* EXCERPT *
Single by Toyah

from the album Minx
- B-side: "All in a Rage"
- Released: June 1985
- Genre: New wave; pop;
- Length: 3:52
- Label: Portrait
- Songwriter(s): Toyah Willcox; Michael St James;
- Producer(s): Christopher Neil

Toyah singles chronology
| "Don't Fall in Love (I Said)" (1985) | "Soul Passing Through Soul" (1985) | "World in Action" (1985) |

Music video
- "Soul Passing Through Soul" on YouTube

= Soul Passing Through Soul =

"Soul Passing Through Soul" is a song by British singer Toyah Willcox, released as the second single from her album Minx in 1985 by Portrait Records.

* GIVEN REQUEST *
Continue the article above on the Toyah single "Soul Passing Through Soul," starting right after its last sentence.

* EXTRACTED DATA *
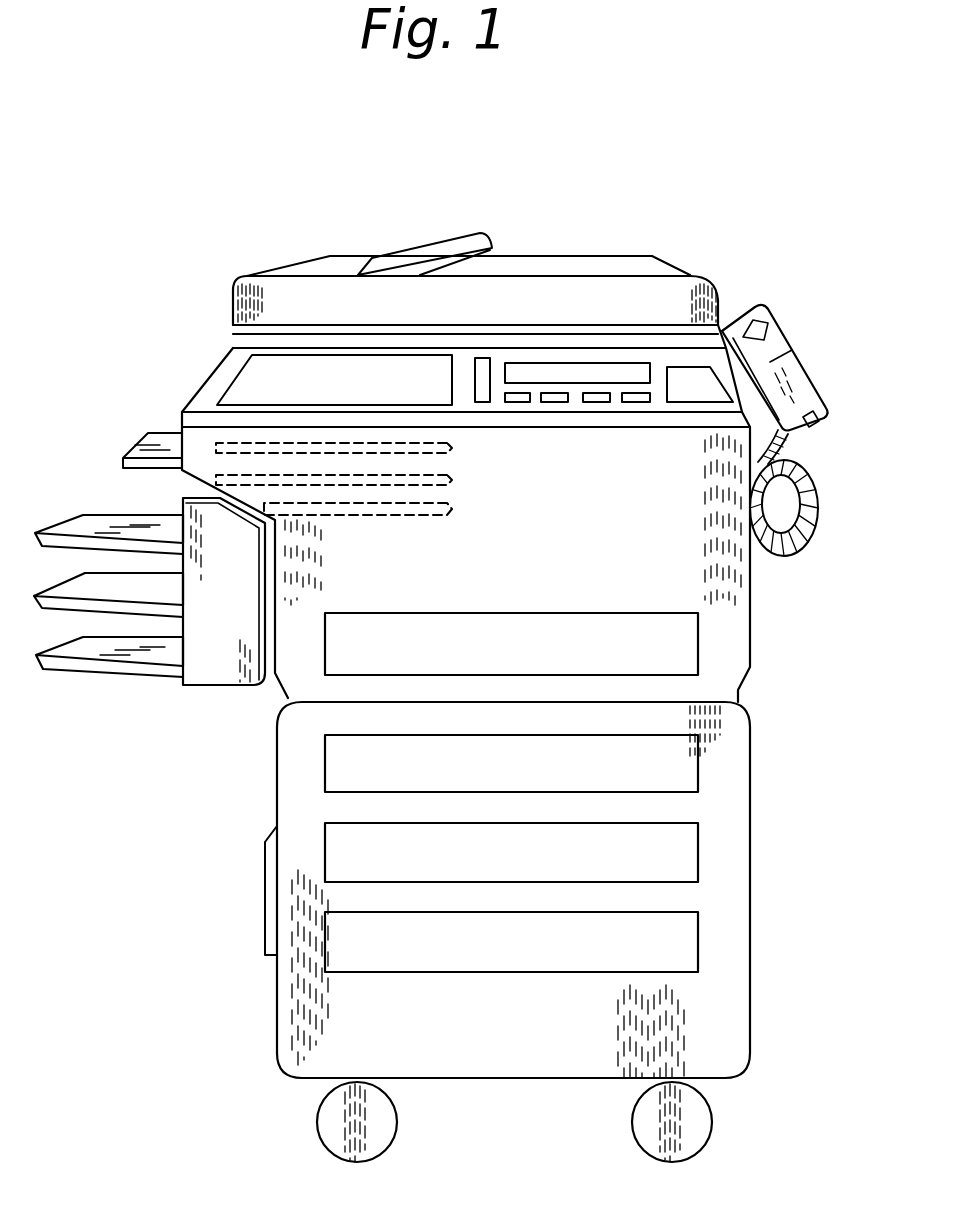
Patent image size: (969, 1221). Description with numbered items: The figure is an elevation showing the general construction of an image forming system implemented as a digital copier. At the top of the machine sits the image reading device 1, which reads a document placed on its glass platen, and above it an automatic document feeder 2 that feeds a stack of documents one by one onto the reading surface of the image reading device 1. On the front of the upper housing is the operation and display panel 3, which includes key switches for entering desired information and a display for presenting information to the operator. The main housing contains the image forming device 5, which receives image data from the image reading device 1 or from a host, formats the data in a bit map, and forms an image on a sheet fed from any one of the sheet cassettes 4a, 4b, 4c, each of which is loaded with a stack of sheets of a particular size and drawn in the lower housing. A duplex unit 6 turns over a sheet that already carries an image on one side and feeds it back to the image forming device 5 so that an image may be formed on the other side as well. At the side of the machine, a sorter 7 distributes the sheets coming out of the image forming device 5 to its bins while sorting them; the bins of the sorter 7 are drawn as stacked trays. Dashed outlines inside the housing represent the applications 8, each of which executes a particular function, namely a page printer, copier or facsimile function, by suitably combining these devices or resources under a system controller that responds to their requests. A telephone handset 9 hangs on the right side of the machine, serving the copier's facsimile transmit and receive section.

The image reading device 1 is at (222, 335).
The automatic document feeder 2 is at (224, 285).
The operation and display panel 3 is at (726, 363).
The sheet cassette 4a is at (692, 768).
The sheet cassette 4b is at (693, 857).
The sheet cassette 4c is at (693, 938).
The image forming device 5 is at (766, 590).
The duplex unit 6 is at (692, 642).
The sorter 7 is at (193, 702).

* EXERCISE OUTPUT *
== Background ==
The song was written by Toyah Willcox and Michael St James, and produced by Christopher Neil. The backing instrumentation of the track mirrors the riff of David Bowie's "'Heroes'" which was performed by Toyah's future husband, Robert Fripp. Released in June 1985, the single failed to enter the UK Top 40, peaking at number 57. It spent three weeks on the UK Singles Chart. The single B-side, "All in a Rage", was also taken from Minx. The extended mix which features on the 12" vinyl was added to the 2005 CD reissue of Minx. The cover photograph was taken by Terence Donovan and pictures Toyah wearing a fiberglass bodice previously sported by Grace Jones.

== Music video ==
The music video for the song was directed by Jay Williams and pictures Toyah and dancers performing dance routines based on Buddhist prayers and tai chi.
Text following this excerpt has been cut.